### Material to process
>> BEGIN
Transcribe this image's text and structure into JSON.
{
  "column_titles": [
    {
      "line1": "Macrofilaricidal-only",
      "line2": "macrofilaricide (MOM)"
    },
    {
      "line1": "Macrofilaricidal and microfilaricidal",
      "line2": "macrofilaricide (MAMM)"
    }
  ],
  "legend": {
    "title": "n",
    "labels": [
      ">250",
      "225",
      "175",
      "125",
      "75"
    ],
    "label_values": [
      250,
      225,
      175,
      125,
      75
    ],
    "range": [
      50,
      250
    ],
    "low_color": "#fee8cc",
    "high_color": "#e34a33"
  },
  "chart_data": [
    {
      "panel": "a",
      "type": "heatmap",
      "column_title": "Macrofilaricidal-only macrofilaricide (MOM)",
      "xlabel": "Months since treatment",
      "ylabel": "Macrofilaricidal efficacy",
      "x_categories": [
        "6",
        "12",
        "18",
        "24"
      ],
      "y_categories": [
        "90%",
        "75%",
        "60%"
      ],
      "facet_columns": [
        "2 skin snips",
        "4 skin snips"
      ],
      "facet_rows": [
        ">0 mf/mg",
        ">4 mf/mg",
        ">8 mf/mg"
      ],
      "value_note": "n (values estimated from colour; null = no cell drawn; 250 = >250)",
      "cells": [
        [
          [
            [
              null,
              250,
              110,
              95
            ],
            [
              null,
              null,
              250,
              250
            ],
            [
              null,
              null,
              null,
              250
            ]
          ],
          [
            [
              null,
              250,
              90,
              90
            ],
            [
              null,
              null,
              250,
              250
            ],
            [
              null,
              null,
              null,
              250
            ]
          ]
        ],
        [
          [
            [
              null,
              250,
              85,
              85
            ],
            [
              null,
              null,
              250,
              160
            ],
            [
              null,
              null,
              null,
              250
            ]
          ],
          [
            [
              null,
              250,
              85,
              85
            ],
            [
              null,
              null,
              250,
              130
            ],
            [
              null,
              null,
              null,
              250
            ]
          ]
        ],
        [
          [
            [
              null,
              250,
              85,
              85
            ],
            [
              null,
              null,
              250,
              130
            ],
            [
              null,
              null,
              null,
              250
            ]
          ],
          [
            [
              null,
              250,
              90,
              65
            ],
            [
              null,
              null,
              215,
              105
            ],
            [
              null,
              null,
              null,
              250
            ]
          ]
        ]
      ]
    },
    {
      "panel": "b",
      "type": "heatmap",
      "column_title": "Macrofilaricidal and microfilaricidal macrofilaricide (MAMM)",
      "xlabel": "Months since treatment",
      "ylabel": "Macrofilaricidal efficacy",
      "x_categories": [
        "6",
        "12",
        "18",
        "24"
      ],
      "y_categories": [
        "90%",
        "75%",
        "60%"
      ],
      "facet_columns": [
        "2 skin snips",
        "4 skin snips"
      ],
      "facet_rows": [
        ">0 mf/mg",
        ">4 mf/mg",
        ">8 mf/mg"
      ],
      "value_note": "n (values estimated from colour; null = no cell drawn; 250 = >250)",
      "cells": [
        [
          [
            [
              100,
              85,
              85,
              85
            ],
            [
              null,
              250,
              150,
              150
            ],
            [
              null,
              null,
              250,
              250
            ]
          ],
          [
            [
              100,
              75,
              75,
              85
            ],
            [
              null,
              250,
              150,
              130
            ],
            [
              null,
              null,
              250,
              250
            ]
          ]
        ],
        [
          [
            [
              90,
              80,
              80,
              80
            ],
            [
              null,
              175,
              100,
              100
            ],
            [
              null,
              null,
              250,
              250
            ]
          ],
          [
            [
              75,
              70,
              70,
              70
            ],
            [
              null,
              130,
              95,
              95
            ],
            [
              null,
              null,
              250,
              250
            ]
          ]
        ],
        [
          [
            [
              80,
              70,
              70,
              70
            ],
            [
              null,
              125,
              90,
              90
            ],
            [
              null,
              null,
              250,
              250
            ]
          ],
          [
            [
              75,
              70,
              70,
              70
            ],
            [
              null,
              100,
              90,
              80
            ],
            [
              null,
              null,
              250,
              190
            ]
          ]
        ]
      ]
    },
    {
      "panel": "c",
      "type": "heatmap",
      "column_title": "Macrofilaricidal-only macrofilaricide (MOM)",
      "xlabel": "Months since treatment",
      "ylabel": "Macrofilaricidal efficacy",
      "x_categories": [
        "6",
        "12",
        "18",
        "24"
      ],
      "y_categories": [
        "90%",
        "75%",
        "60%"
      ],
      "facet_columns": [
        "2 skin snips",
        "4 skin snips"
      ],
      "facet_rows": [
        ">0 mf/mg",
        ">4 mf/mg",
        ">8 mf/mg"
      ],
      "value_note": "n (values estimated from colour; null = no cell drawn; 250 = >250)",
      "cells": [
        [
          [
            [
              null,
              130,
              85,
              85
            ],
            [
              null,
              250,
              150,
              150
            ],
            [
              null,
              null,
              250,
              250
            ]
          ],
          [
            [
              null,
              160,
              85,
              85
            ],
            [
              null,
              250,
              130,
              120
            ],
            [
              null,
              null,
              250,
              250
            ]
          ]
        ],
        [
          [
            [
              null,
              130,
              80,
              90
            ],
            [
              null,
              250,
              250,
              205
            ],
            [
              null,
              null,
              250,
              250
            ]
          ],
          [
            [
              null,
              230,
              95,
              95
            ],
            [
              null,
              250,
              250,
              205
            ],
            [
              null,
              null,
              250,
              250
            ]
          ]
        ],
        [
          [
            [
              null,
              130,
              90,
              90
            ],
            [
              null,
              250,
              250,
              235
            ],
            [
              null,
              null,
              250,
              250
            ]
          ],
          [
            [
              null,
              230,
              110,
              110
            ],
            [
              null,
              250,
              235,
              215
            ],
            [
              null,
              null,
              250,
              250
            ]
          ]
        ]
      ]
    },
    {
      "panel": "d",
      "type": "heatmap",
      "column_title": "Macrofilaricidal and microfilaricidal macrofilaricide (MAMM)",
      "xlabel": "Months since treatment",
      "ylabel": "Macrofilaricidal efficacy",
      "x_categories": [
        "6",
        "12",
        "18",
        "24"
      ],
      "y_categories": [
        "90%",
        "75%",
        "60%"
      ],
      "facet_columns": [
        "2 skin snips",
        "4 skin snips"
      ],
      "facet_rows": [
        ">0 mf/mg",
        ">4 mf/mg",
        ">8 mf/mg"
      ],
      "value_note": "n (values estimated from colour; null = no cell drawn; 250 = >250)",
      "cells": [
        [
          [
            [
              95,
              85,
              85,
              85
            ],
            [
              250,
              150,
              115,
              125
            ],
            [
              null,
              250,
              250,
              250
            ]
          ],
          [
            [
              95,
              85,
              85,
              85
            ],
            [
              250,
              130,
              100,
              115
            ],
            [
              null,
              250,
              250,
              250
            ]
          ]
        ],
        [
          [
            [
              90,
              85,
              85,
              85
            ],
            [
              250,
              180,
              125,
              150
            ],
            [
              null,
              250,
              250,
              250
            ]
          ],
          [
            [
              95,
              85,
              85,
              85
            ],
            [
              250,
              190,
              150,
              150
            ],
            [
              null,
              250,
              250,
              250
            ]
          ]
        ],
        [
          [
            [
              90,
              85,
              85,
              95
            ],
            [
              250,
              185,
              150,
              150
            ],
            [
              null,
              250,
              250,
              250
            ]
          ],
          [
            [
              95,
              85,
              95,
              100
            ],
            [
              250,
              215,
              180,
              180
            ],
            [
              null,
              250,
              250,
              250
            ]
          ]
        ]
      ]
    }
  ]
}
>> END
### Stated task
Using the exact wording, write out all of the records.

### Response for this exercise
Transcribe this image's text and structure into JSON.
{
  "column_titles": [
    {
      "line1": "Macrofilaricidal-only",
      "line2": "macrofilaricide (MOM)"
    },
    {
      "line1": "Macrofilaricidal and microfilaricidal",
      "line2": "macrofilaricide (MAMM)"
    }
  ],
  "legend": {
    "title": "n",
    "labels": [
      ">250",
      "225",
      "175",
      "125",
      "75"
    ],
    "label_values": [
      250,
      225,
      175,
      125,
      75
    ],
    "range": [
      50,
      250
    ],
    "low_color": "#fee8cc",
    "high_color": "#e34a33"
  },
  "chart_data": [
    {
      "panel": "a",
      "type": "heatmap",
      "column_title": "Macrofilaricidal-only macrofilaricide (MOM)",
      "xlabel": "Months since treatment",
      "ylabel": "Macrofilaricidal efficacy",
      "x_categories": [
        "6",
        "12",
        "18",
        "24"
      ],
      "y_categories": [
        "90%",
        "75%",
        "60%"
      ],
      "facet_columns": [
        "2 skin snips",
        "4 skin snips"
      ],
      "facet_rows": [
        ">0 mf/mg",
        ">4 mf/mg",
        ">8 mf/mg"
      ],
      "value_note": "n (values estimated from colour; null = no cell drawn; 250 = >250)",
      "cells": [
        [
          [
            [
              null,
              250,
              110,
              95
            ],
            [
              null,
              null,
              250,
              250
            ],
            [
              null,
              null,
              null,
              250
            ]
          ],
          [
            [
              null,
              250,
              90,
              90
            ],
            [
              null,
              null,
              250,
              250
            ],
            [
              null,
              null,
              null,
              250
            ]
          ]
        ],
        [
          [
            [
              null,
              250,
              85,
              85
            ],
            [
              null,
              null,
              250,
              160
            ],
            [
              null,
              null,
              null,
              250
            ]
          ],
          [
            [
              null,
              250,
              85,
              85
            ],
            [
              null,
              null,
              250,
              130
            ],
            [
              null,
              null,
              null,
              250
            ]
          ]
        ],
        [
          [
            [
              null,
              250,
              85,
              85
            ],
            [
              null,
              null,
              250,
              130
            ],
            [
              null,
              null,
              null,
              250
            ]
          ],
          [
            [
              null,
              250,
              90,
              65
            ],
            [
              null,
              null,
              215,
              105
            ],
            [
              null,
              null,
              null,
              250
            ]
          ]
        ]
      ]
    },
    {
      "panel": "b",
      "type": "heatmap",
      "column_title": "Macrofilaricidal and microfilaricidal macrofilaricide (MAMM)",
      "xlabel": "Months since treatment",
      "ylabel": "Macrofilaricidal efficacy",
      "x_categories": [
        "6",
        "12",
        "18",
        "24"
      ],
      "y_categories": [
        "90%",
        "75%",
        "60%"
      ],
      "facet_columns": [
        "2 skin snips",
        "4 skin snips"
      ],
      "facet_rows": [
        ">0 mf/mg",
        ">4 mf/mg",
        ">8 mf/mg"
      ],
      "value_note": "n (values estimated from colour; null = no cell drawn; 250 = >250)",
      "cells": [
        [
          [
            [
              100,
              85,
              85,
              85
            ],
            [
              null,
              250,
              150,
              150
            ],
            [
              null,
              null,
              250,
              250
            ]
          ],
          [
            [
              100,
              75,
              75,
              85
            ],
            [
              null,
              250,
              150,
              130
            ],
            [
              null,
              null,
              250,
              250
            ]
          ]
        ],
        [
          [
            [
              90,
              80,
              80,
              80
            ],
            [
              null,
              175,
              100,
              100
            ],
            [
              null,
              null,
              250,
              250
            ]
          ],
          [
            [
              75,
              70,
              70,
              70
            ],
            [
              null,
              130,
              95,
              95
            ],
            [
              null,
              null,
              250,
              250
            ]
          ]
        ],
        [
          [
            [
              80,
              70,
              70,
              70
            ],
            [
              null,
              125,
              90,
              90
            ],
            [
              null,
              null,
              250,
              250
            ]
          ],
          [
            [
              75,
              70,
              70,
              70
            ],
            [
              null,
              100,
              90,
              80
            ],
            [
              null,
              null,
              250,
              190
            ]
          ]
        ]
      ]
    },
    {
      "panel": "c",
      "type": "heatmap",
      "column_title": "Macrofilaricidal-only macrofilaricide (MOM)",
      "xlabel": "Months since treatment",
      "ylabel": "Macrofilaricidal efficacy",
      "x_categories": [
        "6",
        "12",
        "18",
        "24"
      ],
      "y_categories": [
        "90%",
        "75%",
        "60%"
      ],
      "facet_columns": [
        "2 skin snips",
        "4 skin snips"
      ],
      "facet_rows": [
        ">0 mf/mg",
        ">4 mf/mg",
        ">8 mf/mg"
      ],
      "value_note": "n (values estimated from colour; null = no cell drawn; 250 = >250)",
      "cells": [
        [
          [
            [
              null,
              130,
              85,
              85
            ],
            [
              null,
              250,
              150,
              150
            ],
            [
              null,
              null,
              250,
              250
            ]
          ],
          [
            [
              null,
              160,
              85,
              85
            ],
            [
              null,
              250,
              130,
              120
            ],
            [
              null,
              null,
              250,
              250
            ]
          ]
        ],
        [
          [
            [
              null,
              130,
              80,
              90
            ],
            [
              null,
              250,
              250,
              205
            ],
            [
              null,
              null,
              250,
              250
            ]
          ],
          [
            [
              null,
              230,
              95,
              95
            ],
            [
              null,
              250,
              250,
              205
            ],
            [
              null,
              null,
              250,
              250
            ]
          ]
        ],
        [
          [
            [
              null,
              130,
              90,
              90
            ],
            [
              null,
              250,
              250,
              235
            ],
            [
              null,
              null,
              250,
              250
            ]
          ],
          [
            [
              null,
              230,
              110,
              110
            ],
            [
              null,
              250,
              235,
              215
            ],
            [
              null,
              null,
              250,
              250
            ]
          ]
        ]
      ]
    },
    {
      "panel": "d",
      "type": "heatmap",
      "column_title": "Macrofilaricidal and microfilaricidal macrofilaricide (MAMM)",
      "xlabel": "Months since treatment",
      "ylabel": "Macrofilaricidal efficacy",
      "x_categories": [
        "6",
        "12",
        "18",
        "24"
      ],
      "y_categories": [
        "90%",
        "75%",
        "60%"
      ],
      "facet_columns": [
        "2 skin snips",
        "4 skin snips"
      ],
      "facet_rows": [
        ">0 mf/mg",
        ">4 mf/mg",
        ">8 mf/mg"
      ],
      "value_note": "n (values estimated from colour; null = no cell drawn; 250 = >250)",
      "cells": [
        [
          [
            [
              95,
              85,
              85,
              85
            ],
            [
              250,
              150,
              115,
              125
            ],
            [
              null,
              250,
              250,
              250
            ]
          ],
          [
            [
              95,
              85,
              85,
              85
            ],
            [
              250,
              130,
              100,
              115
            ],
            [
              null,
              250,
              250,
              250
            ]
          ]
        ],
        [
          [
            [
              90,
              85,
              85,
              85
            ],
            [
              250,
              180,
              125,
              150
            ],
            [
              null,
              250,
              250,
              250
            ]
          ],
          [
            [
              95,
              85,
              85,
              85
            ],
            [
              250,
              190,
              150,
              150
            ],
            [
              null,
              250,
              250,
              250
            ]
          ]
        ],
        [
          [
            [
              90,
              85,
              85,
              95
            ],
            [
              250,
              185,
              150,
              150
            ],
            [
              null,
              250,
              250,
              250
            ]
          ],
          [
            [
              95,
              85,
              95,
              100
            ],
            [
              250,
              215,
              180,
              180
            ],
            [
              null,
              250,
              250,
              250
            ]
          ]
        ]
      ]
    }
  ]
}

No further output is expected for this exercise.